===== Information provided

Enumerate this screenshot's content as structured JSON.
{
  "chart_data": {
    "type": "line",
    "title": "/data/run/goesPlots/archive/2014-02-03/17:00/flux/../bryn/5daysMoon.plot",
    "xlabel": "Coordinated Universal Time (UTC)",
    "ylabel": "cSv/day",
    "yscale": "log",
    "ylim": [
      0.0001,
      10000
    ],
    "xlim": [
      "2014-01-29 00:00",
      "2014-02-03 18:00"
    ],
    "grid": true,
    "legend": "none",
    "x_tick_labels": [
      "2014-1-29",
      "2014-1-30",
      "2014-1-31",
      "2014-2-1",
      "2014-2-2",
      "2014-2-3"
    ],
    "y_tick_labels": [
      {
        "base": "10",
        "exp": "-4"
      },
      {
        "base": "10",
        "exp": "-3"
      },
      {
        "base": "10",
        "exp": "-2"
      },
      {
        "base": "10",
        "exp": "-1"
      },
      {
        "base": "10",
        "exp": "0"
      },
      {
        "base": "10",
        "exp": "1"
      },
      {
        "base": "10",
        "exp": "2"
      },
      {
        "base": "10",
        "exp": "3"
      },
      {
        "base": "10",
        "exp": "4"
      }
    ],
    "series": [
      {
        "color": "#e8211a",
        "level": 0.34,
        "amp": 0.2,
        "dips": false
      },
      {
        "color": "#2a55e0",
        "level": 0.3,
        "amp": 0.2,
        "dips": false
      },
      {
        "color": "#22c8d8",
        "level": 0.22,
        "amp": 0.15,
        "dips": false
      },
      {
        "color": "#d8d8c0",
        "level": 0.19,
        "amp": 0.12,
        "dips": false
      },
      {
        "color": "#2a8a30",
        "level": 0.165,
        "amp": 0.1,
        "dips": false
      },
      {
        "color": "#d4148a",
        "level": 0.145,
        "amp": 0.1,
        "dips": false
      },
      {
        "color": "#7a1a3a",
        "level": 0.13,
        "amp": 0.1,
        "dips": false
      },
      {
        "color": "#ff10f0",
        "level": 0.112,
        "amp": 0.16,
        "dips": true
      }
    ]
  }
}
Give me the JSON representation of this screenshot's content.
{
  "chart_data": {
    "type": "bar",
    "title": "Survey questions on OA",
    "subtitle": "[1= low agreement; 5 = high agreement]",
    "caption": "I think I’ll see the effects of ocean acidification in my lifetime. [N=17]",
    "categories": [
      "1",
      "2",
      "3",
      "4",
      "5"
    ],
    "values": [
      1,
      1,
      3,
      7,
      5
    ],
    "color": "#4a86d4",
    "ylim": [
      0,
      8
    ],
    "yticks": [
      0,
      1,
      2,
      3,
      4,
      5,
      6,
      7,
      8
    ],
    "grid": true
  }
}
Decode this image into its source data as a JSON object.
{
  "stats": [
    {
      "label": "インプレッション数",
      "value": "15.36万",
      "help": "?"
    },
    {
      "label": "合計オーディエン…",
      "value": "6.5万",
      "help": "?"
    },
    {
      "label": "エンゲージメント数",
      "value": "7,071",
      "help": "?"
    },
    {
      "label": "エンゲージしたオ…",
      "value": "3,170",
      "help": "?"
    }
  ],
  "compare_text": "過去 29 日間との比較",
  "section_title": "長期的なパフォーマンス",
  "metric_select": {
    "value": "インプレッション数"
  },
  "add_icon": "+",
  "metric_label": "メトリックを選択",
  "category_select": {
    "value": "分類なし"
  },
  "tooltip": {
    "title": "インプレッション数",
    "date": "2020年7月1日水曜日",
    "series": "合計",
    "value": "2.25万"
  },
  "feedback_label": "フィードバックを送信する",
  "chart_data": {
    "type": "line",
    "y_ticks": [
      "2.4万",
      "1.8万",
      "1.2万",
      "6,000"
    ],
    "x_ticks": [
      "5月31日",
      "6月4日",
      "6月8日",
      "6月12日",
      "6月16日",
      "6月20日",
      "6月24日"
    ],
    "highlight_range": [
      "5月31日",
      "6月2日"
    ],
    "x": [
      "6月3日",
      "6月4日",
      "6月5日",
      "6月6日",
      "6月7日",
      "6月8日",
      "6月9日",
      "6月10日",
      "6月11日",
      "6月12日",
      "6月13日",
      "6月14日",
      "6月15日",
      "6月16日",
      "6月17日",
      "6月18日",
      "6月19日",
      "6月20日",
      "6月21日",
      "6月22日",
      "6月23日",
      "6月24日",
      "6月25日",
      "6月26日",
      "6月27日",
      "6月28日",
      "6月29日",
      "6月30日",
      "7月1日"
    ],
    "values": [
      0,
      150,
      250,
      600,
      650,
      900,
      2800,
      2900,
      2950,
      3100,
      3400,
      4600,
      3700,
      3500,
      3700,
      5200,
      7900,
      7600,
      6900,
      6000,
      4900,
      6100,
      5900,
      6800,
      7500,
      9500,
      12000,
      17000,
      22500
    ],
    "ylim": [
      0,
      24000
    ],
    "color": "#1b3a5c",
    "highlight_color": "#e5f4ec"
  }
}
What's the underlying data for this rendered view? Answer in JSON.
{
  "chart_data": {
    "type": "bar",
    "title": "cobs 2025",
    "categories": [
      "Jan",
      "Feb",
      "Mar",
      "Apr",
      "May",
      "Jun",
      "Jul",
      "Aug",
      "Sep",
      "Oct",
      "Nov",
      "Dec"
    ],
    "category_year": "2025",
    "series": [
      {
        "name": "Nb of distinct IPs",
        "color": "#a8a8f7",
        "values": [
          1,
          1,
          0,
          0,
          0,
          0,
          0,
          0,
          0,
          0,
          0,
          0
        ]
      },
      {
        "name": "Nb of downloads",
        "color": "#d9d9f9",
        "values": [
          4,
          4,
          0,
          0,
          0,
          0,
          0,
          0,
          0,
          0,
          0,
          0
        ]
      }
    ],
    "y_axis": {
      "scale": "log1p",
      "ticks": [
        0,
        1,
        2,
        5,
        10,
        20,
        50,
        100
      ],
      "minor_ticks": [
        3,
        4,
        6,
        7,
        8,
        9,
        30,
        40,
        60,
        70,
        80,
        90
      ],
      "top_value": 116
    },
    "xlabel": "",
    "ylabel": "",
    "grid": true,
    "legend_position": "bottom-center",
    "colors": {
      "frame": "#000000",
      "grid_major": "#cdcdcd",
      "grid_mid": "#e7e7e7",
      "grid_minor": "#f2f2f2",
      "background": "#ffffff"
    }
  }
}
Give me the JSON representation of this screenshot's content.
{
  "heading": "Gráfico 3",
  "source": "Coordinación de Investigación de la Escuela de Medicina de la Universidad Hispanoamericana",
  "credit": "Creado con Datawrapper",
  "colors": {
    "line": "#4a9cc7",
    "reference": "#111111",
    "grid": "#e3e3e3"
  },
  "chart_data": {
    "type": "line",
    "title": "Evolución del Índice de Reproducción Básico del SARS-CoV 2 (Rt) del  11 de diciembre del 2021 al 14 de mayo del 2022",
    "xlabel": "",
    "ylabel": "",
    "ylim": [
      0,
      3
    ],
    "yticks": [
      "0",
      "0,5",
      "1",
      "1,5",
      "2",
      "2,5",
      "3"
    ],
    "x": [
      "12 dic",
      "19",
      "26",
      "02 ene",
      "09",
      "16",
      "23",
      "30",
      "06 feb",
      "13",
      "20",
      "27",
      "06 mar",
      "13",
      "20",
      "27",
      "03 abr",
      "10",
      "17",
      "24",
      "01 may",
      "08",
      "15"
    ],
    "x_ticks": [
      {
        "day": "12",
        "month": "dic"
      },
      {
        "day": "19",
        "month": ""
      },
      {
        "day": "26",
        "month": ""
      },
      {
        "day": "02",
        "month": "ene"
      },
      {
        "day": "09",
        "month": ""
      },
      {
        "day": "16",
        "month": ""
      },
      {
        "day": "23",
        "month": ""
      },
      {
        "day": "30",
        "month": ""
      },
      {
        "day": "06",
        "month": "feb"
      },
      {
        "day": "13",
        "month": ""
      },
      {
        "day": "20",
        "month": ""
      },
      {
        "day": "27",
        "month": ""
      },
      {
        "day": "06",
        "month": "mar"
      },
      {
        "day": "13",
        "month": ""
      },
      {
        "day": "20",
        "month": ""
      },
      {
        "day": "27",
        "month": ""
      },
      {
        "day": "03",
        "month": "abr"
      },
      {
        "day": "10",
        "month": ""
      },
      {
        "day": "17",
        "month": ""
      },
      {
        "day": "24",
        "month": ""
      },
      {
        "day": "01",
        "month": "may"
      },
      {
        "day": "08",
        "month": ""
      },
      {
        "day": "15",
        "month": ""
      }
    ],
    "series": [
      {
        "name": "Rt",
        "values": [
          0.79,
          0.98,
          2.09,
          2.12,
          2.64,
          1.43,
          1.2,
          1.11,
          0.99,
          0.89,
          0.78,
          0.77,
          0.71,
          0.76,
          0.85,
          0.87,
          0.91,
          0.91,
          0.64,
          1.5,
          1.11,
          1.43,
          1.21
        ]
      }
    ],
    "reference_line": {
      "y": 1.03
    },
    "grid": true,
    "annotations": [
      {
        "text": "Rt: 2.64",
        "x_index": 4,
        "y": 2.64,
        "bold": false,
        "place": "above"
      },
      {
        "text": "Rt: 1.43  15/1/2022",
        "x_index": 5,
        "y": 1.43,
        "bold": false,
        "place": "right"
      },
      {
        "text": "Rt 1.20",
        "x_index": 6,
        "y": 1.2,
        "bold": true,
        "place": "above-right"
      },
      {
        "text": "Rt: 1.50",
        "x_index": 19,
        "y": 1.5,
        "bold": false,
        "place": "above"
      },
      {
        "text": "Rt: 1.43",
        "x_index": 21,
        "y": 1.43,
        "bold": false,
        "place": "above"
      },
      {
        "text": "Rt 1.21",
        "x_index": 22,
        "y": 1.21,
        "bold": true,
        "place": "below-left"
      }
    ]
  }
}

==========

◆ **Task details**
Using the data above, copy each line that contains "source".

◆ **The output**
Decode this image into its source data as a JSON object.
  "source": "Coordinación de Investigación de la Escuela de Medicina de la Universidad Hispanoamericana",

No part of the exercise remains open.